### Задачи для решения
1. Обнови отрывок о Барохе, начиная с «Откуда взял этот» и заканчивая «которых остается добраться.», поставив «диспетчер» на место «стрелочник».
2. Согласуются ли с отрывком о Барохе утверждения (a), (b) и (c)? На каждое ответь «да» или «нет» и приведи решающие слова отрывка в точной цитате.
(a) Автор разделяет взгляды Барохи.
(b) По Бергсону, мозг — фабрика неопределенностей.
(c) Слова о семитской крови Бароха произносит в «Древе познания».
3. Продолжи отрывок о Барохе, начав сразу после его последнего предложения.

Утверждения типа этого последнего, скажем прямо, настолько лишены здравого смысла, что уже их было бы достаточно для прекращения любых отношений с этим баскским троглодитом. Однако приходится принимать людей такими, как они есть, если мы желаем обогатиться тем, что нам предложено. Я хочу сказать, что Бароха — несомненно, немножко троглодит, и в качестве такового к нему приходят как добродетели, так и пороки. Да здравствует Бароха, и да здравствует в качестве троглодита!
Не что иное, как неискоренимая приверженность материализму, прямо-таки зуд материалиста приводит этого писателя к поискам ощутимого и видимого материального содержания, которое де предопределяет все историческое перемены. Когда он встречается с формами черепов и другими анатомическими фактами, он, вероятно, вскакивает и потирает руки от удовольствия. «У нас семитская религия, у нас нас семитская кровь, — говорит он в „Древе познания“. — С этой нездоровой закваской, помноженной на нашу бедность, наше невежество и наше чванство, мы не достигнем ничего хорошего»[65] (270).
Откуда взял этот человек, что в нас течет семитская кровь? Но пусть бы даже она и была в нас, какого рода должна быть смесь, полученная в результате умножения крови на невежество и чванство? Все это — принципиальная неточность мысли-бормотания.
Допустим, мы заинтересовались его концепцией народов, которые, если следовать мысли Барохи, оказываются реальностью анатомической, физической, животной, реальностью, лихо носящейся по истории, в то время, как идеи — это стрелки, с помощью которых некий идеальный стрелочник указывает направление движения. Еще глубже этой интимной выжимки из душ народов были бы элементы неорганические и инструментальные, до которых остается добраться.
Я очень далек от этих мыслей Барохи, я придерживаюсь взглядов прямо противоположных. И не потому, что Бароха избегает детерминистского понимания истории. Напротив, материалистический детерминизм истории, основанный на анатомических представлениях о расах, по моему мнению, просто погряз в ошибках. Если бы нюансы цвета или миллиметровые отклонения размеров черепа, или цветовой оттенок кожи или унаследованная форма завитков волос могли быть связаны с определенной идеей, эстетическими склонностями, религиозными предпочтениями или юридическими институтами таким способом, что именно в этой связи коренилась бы причина выбора тех или иных форм, то для меня эта философия выглядела бы приемлемой. Но установить подобную причинно-следственную связь не представляется возможным, поскольку каждая анатомическая конфигурация порождает культурные продукты очень различные; нелепость подобных построений бросается в глаза, когда читаешь, следуя книжке Хамона[66],что форма черепаhomo alpinus,так сказать, честного швейцарца, является причиной исключительной способности платить налоги и пристрастия к езде на велосипеде, или когда встречаешь у великого Бокля такую чушь, будто склонность индийцев к метафизике проистекает от того, что они едят много риса[67].
Об одной мысли Шеллинга[68]
Построить из биологических понятий фундамент исторического детерминизма — такая несбыточная иллюзия, что тонкий современный мыслитель, красноречивый доктор Бергсон[69],отталкиваясь от этого, сумел реставрировать крайний индетерминизм. Мозг для Бергсона — просто фабрика неопределенностей.

### Исходные записи
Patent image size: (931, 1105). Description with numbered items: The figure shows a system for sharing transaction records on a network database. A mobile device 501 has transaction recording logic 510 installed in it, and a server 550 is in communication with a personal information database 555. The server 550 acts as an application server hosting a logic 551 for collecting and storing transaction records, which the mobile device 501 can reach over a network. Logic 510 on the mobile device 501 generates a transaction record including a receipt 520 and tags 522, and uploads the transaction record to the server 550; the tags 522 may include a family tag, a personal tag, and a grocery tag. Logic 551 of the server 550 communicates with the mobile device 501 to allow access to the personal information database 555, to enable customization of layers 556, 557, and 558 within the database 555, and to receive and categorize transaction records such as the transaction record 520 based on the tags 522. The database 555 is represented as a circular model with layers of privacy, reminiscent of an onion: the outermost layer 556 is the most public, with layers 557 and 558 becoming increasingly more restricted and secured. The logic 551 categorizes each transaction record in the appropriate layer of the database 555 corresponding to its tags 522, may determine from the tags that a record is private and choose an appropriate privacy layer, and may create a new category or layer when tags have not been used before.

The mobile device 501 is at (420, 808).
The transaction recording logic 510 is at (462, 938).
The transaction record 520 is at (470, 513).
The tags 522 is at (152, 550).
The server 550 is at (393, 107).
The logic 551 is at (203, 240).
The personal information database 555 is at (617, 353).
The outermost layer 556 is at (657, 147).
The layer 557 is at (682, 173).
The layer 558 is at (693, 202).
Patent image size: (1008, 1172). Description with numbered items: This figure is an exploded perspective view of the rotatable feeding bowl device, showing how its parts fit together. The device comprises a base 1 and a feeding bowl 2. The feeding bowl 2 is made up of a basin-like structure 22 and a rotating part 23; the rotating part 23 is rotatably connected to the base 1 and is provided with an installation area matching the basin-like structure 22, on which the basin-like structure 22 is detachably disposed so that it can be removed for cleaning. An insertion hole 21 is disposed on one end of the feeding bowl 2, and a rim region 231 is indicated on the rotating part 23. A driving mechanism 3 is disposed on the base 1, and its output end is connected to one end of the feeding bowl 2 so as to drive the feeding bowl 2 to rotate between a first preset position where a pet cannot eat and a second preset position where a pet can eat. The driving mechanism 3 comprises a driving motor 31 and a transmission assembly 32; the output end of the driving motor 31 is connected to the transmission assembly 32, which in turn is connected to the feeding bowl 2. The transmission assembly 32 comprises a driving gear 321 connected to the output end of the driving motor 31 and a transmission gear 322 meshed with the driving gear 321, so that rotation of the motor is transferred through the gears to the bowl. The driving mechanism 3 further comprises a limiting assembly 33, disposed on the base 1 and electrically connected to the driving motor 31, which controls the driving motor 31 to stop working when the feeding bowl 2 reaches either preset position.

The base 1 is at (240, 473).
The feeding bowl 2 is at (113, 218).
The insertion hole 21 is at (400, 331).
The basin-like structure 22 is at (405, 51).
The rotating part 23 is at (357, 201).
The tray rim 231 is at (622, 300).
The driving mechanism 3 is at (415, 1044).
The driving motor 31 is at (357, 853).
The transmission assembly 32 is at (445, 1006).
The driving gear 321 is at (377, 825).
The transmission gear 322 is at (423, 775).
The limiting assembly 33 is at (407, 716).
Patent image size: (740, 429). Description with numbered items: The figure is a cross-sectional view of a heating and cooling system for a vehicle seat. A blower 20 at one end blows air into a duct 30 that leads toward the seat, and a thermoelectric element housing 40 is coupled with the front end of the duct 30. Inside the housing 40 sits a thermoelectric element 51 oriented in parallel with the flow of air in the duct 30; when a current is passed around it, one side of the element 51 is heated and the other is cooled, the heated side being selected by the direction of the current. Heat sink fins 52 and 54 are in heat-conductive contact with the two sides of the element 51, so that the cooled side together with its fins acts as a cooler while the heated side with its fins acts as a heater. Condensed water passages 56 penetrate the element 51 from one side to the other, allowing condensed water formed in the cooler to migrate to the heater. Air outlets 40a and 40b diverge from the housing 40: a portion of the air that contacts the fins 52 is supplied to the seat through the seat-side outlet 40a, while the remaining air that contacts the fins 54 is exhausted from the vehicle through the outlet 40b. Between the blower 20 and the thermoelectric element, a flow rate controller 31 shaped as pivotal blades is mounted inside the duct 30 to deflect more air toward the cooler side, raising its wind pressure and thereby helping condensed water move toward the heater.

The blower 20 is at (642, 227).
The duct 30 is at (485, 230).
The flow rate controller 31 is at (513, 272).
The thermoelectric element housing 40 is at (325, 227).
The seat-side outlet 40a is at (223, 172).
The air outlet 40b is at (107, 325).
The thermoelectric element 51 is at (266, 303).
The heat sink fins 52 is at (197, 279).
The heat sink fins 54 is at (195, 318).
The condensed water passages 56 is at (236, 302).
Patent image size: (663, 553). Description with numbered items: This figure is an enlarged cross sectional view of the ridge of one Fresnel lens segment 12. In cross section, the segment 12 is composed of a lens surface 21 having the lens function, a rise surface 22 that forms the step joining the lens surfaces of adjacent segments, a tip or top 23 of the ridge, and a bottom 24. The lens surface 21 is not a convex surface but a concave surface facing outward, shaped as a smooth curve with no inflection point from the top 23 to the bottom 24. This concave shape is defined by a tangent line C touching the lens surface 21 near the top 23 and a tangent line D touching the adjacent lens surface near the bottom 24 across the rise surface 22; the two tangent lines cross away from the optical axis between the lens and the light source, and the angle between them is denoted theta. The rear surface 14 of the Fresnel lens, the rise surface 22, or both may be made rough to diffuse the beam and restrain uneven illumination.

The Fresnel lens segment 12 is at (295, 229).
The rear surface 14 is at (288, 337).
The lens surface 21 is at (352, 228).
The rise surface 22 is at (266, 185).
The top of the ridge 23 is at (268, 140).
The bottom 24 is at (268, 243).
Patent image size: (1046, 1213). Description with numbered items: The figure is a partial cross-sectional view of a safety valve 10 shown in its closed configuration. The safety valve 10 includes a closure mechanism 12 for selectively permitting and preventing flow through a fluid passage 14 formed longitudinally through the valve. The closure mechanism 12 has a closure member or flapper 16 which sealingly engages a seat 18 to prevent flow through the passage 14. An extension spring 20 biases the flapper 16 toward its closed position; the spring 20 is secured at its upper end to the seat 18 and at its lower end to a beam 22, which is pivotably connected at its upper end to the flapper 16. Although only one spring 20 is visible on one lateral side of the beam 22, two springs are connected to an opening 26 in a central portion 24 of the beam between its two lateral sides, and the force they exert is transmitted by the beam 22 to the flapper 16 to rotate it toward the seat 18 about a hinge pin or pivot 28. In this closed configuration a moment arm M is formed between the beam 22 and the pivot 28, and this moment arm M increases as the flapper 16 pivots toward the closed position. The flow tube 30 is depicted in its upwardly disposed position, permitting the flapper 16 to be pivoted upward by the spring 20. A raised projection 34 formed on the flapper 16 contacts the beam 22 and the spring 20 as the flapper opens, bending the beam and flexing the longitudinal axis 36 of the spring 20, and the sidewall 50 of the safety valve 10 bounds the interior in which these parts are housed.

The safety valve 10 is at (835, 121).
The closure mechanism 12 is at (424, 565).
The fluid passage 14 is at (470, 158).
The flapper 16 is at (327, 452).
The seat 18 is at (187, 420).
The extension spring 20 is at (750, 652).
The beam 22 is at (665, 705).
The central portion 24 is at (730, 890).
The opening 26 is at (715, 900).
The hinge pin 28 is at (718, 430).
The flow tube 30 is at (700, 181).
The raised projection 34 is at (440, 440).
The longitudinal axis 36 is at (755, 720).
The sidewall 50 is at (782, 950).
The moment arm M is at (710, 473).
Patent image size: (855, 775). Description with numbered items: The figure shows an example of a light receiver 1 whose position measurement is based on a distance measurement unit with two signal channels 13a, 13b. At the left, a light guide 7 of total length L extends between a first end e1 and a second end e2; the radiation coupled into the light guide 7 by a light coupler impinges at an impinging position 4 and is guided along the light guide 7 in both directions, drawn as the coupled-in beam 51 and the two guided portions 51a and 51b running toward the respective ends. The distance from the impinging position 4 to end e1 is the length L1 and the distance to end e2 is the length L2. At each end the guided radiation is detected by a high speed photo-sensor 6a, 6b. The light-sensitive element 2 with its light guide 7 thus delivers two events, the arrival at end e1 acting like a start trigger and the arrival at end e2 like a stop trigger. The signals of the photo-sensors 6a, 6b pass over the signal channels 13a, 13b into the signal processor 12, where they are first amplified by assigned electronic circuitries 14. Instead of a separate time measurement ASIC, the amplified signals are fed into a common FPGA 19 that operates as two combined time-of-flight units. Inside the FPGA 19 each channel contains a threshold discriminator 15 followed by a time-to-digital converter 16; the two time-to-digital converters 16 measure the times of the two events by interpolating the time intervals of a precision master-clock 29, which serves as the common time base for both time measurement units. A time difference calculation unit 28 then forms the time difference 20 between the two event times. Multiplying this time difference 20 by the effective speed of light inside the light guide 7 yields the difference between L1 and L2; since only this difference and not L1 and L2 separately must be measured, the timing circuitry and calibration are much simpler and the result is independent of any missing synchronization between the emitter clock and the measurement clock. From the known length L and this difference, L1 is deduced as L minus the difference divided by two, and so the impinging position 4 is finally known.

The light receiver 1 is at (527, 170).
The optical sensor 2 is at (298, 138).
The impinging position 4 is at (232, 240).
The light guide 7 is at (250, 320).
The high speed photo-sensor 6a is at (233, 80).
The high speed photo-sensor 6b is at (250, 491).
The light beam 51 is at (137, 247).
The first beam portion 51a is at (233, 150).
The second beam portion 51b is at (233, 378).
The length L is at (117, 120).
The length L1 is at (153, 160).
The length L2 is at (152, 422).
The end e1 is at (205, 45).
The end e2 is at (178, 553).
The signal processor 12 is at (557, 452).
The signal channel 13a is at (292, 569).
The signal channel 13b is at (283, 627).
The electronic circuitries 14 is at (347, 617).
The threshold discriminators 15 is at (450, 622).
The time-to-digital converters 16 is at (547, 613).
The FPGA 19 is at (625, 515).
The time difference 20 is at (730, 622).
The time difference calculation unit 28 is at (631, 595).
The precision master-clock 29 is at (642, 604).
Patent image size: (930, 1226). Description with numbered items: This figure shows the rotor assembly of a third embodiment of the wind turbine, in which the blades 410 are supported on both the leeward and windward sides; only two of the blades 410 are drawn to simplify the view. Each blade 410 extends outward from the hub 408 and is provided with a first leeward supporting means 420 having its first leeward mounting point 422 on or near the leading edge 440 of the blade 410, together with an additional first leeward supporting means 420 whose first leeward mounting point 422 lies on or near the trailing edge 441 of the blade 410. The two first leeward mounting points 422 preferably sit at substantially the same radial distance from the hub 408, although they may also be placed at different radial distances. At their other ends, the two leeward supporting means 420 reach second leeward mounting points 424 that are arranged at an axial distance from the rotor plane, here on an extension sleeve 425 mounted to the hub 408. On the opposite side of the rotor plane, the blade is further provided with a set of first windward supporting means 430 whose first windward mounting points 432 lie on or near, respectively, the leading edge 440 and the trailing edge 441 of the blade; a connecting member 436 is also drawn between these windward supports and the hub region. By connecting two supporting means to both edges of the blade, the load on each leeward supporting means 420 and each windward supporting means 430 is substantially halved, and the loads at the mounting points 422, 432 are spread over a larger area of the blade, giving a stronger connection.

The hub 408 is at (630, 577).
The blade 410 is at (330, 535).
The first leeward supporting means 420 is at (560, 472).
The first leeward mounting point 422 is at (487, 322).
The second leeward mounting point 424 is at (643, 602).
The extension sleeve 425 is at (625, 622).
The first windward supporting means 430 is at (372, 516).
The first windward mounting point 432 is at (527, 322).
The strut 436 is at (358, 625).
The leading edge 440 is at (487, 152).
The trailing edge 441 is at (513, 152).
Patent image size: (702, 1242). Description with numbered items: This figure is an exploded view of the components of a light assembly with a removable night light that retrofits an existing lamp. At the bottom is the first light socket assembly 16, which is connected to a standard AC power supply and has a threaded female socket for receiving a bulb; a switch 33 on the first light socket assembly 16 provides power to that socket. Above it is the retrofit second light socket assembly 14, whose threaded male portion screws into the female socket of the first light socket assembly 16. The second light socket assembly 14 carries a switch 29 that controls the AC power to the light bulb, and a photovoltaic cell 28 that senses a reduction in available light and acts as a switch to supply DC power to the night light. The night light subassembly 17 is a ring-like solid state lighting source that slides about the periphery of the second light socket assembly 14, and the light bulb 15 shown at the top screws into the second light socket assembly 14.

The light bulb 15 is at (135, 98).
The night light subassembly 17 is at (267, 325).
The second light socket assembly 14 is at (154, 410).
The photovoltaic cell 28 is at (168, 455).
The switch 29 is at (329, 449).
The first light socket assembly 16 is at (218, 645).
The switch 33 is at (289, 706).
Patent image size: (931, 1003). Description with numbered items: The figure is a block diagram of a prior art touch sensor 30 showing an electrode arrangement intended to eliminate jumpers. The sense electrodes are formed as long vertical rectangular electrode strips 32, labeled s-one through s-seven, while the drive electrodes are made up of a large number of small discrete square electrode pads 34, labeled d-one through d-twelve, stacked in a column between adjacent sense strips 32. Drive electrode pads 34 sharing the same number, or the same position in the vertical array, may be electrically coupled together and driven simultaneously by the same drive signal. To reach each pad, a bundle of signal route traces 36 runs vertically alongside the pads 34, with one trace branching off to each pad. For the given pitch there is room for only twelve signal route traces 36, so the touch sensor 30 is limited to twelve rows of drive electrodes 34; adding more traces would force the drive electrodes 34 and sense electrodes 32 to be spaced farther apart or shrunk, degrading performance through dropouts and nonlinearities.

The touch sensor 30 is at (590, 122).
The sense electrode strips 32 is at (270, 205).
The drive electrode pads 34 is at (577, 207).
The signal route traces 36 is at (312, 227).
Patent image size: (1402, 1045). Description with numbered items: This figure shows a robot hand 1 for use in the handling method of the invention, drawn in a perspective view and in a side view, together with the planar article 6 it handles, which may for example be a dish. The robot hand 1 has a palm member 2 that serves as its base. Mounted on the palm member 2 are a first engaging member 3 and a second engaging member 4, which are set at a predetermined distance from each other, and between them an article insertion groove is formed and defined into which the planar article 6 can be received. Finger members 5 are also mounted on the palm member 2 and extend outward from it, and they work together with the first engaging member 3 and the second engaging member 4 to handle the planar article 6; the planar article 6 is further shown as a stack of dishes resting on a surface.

### Ответы к задачам
1.
Откуда взял этот человек, что в нас течет семитская кровь? Но пусть бы даже она и была в нас, какого рода должна быть смесь, полученная в результате умножения крови на невежество и чванство? Все это — принципиальная неточность мысли-бормотания.
Допустим, мы заинтересовались его концепцией народов, которые, если следовать мысли Барохи, оказываются реальностью анатомической, физической, животной, реальностью, лихо носящейся по истории, в то время, как идеи — это стрелки, с помощью которых некий идеальный диспетчер указывает направление движения. Еще глубже этой интимной выжимки из душ народов были бы элементы неорганические и инструментальные, до которых остается добраться.

2.
(a) Нет: «Я очень далек от этих мыслей Барохи, я придерживаюсь взглядов прямо противоположных».
(b) Да: «Мозг для Бергсона — просто фабрика неопределенностей».
(c) Да: «говорит он в „Древе познания“».

3.
Нет, радикально детерминистский подход к истории должен быть психологическим, или, может быть, идеологическим[70].Нет нужды для решения исторических проблем использовать категории роковой неизбежности, которая исключает свободу действий. Однако некто делает что-то свободно, если он оказывается определенным кем-то, делающим это. И этот определившийся некто есть, в конечном счете, те идеи, которые ему присущи.
Свобода есть действие, которое проистекает из всей нашей идеологии, этот ток вовлекает в себя все источники наших духовных глубин. Именно поэтому Честертон[71]пишет: «Существует множество людей, к ним принадлежу и я, для кого самое важное в человеке — это его мировоззрение. Хозяйка, которая знакомится с новым гостем, конечно, должна знать, каков уровень его доходов, но гораздо важнее для нее знать, какова его философия. Генералу, которому предстоит сражаться с неприятелем, конечно, важно выяснить величину сил этого неприятеля, но все-таки гораздо важнее знать его философию». Точно таким же образом, окончательным источником действий народа является его идеология. Бесполезно искать исторические расы в антропологических шкафах, а не в самой истории. Человеческая раса есть продукт культуры, идеологии, действий и чувств. И изначально, и в конечном счете народ есть образ мыслей.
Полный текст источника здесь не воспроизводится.